- EXERCISE INSTRUCTIONS:
Write out the full listing exactly as given, minus the images.

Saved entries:
----

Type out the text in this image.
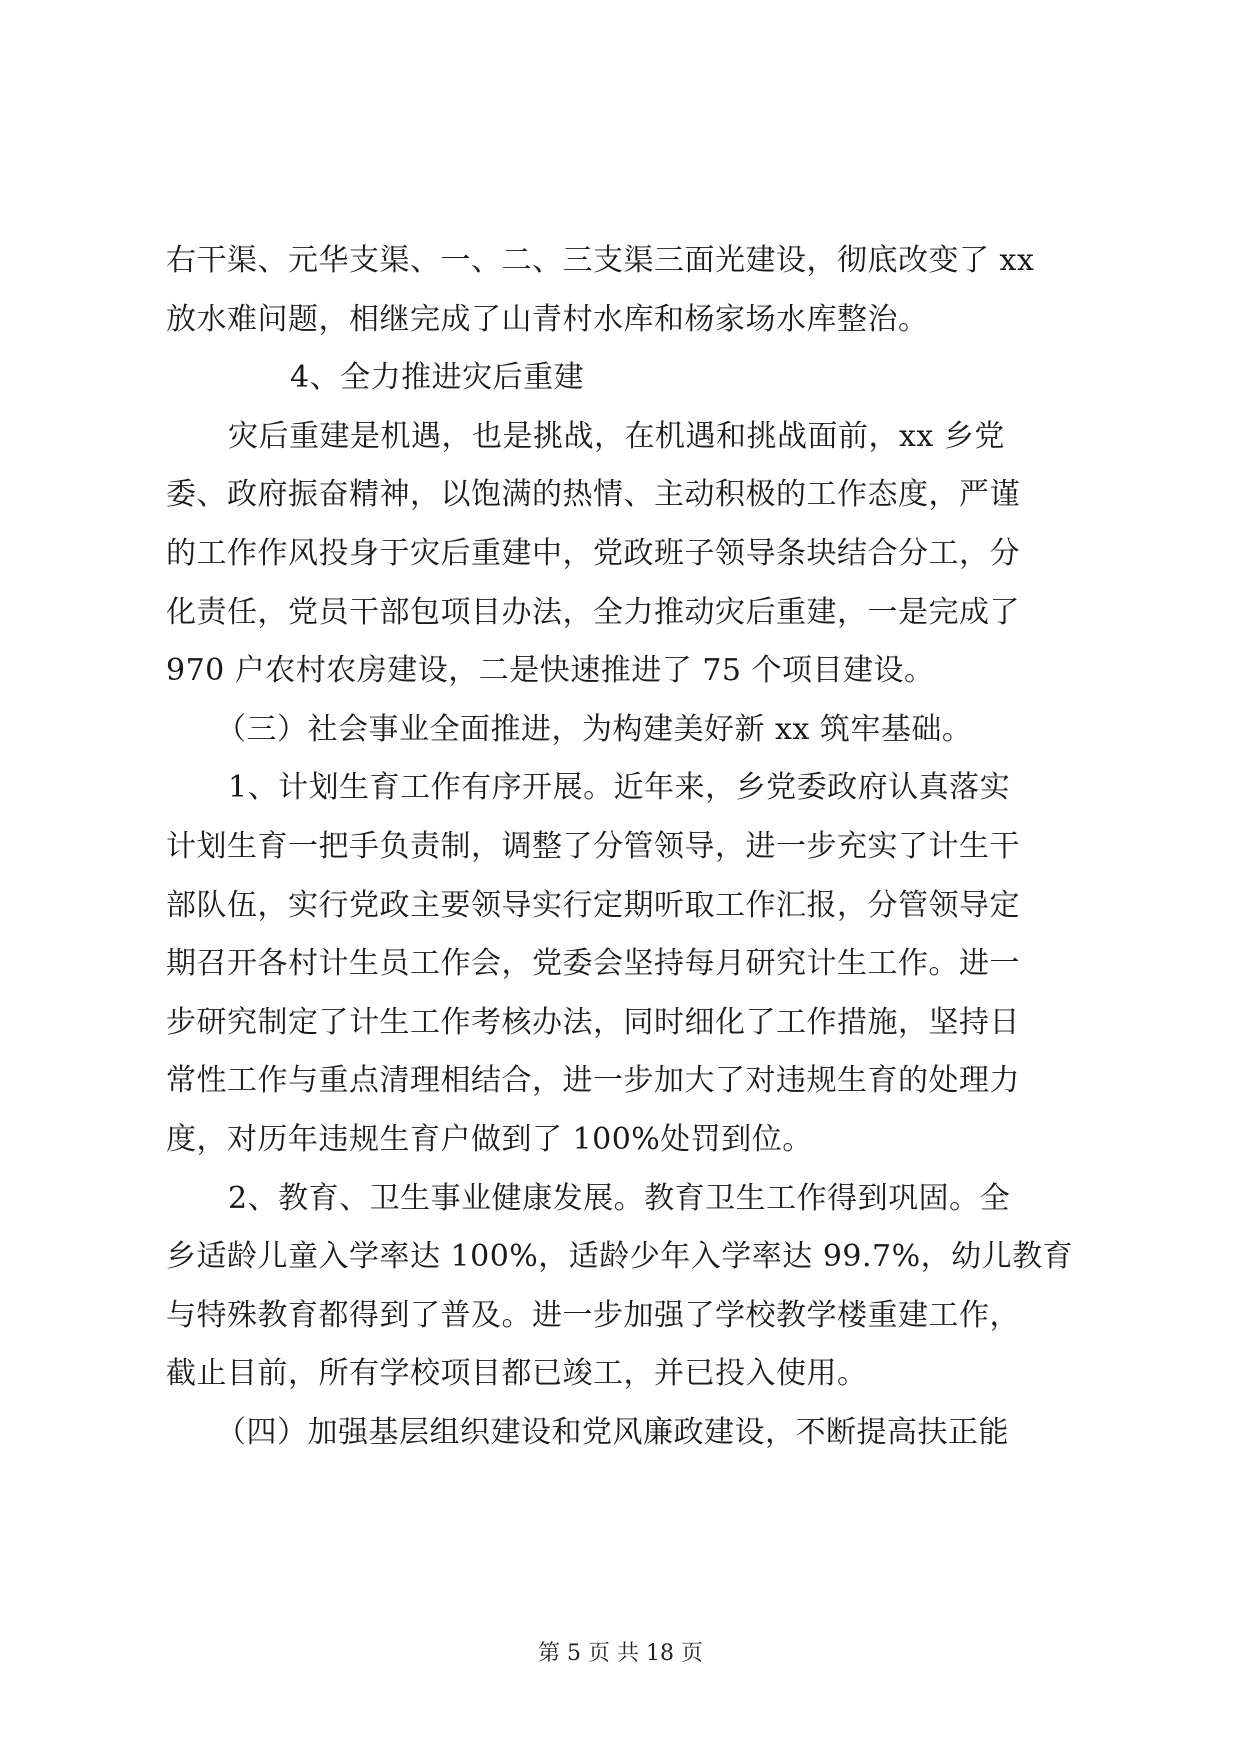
右干渠、元华支渠、一、二、三支渠三面光建设，彻底改变了 xx
放水难问题，相继完成了山青村水库和杨家场水库整治。
4、全力推进灾后重建
灾后重建是机遇，也是挑战，在机遇和挑战面前，xx 乡党
委、政府振奋精神，以饱满的热情、主动积极的工作态度，严谨
的工作作风投身于灾后重建中，党政班子领导条块结合分工，分
化责任，党员干部包项目办法，全力推动灾后重建，一是完成了
970 户农村农房建设，二是快速推进了 75 个项目建设。
（三）社会事业全面推进，为构建美好新 xx 筑牢基础。
1、计划生育工作有序开展。近年来，乡党委政府认真落实
计划生育一把手负责制，调整了分管领导，进一步充实了计生干
部队伍，实行党政主要领导实行定期听取工作汇报，分管领导定
期召开各村计生员工作会，党委会坚持每月研究计生工作。进一
步研究制定了计生工作考核办法，同时细化了工作措施，坚持日
常性工作与重点清理相结合，进一步加大了对违规生育的处理力
度，对历年违规生育户做到了 100%处罚到位。
2、教育、卫生事业健康发展。教育卫生工作得到巩固。全
乡适龄儿童入学率达 100%，适龄少年入学率达 99.7%，幼儿教育
与特殊教育都得到了普及。进一步加强了学校教学楼重建工作，
截止目前，所有学校项目都已竣工，并已投入使用。
（四）加强基层组织建设和党风廉政建设，不断提高扶正能
第 5 页 共 18 页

----

- PROBLEM SOLUTION:
Type out the text in this image.
右干渠、元华支渠、一、二、三支渠三面光建设，彻底改变了 xx
放水难问题，相继完成了山青村水库和杨家场水库整治。
4、全力推进灾后重建
灾后重建是机遇，也是挑战，在机遇和挑战面前，xx 乡党
委、政府振奋精神，以饱满的热情、主动积极的工作态度，严谨
的工作作风投身于灾后重建中，党政班子领导条块结合分工，分
化责任，党员干部包项目办法，全力推动灾后重建，一是完成了
970 户农村农房建设，二是快速推进了 75 个项目建设。
（三）社会事业全面推进，为构建美好新 xx 筑牢基础。
1、计划生育工作有序开展。近年来，乡党委政府认真落实
计划生育一把手负责制，调整了分管领导，进一步充实了计生干
部队伍，实行党政主要领导实行定期听取工作汇报，分管领导定
期召开各村计生员工作会，党委会坚持每月研究计生工作。进一
步研究制定了计生工作考核办法，同时细化了工作措施，坚持日
常性工作与重点清理相结合，进一步加大了对违规生育的处理力
度，对历年违规生育户做到了 100%处罚到位。
2、教育、卫生事业健康发展。教育卫生工作得到巩固。全
乡适龄儿童入学率达 100%，适龄少年入学率达 99.7%，幼儿教育
与特殊教育都得到了普及。进一步加强了学校教学楼重建工作，
截止目前，所有学校项目都已竣工，并已投入使用。
（四）加强基层组织建设和党风廉政建设，不断提高扶正能
第 5 页 共 18 页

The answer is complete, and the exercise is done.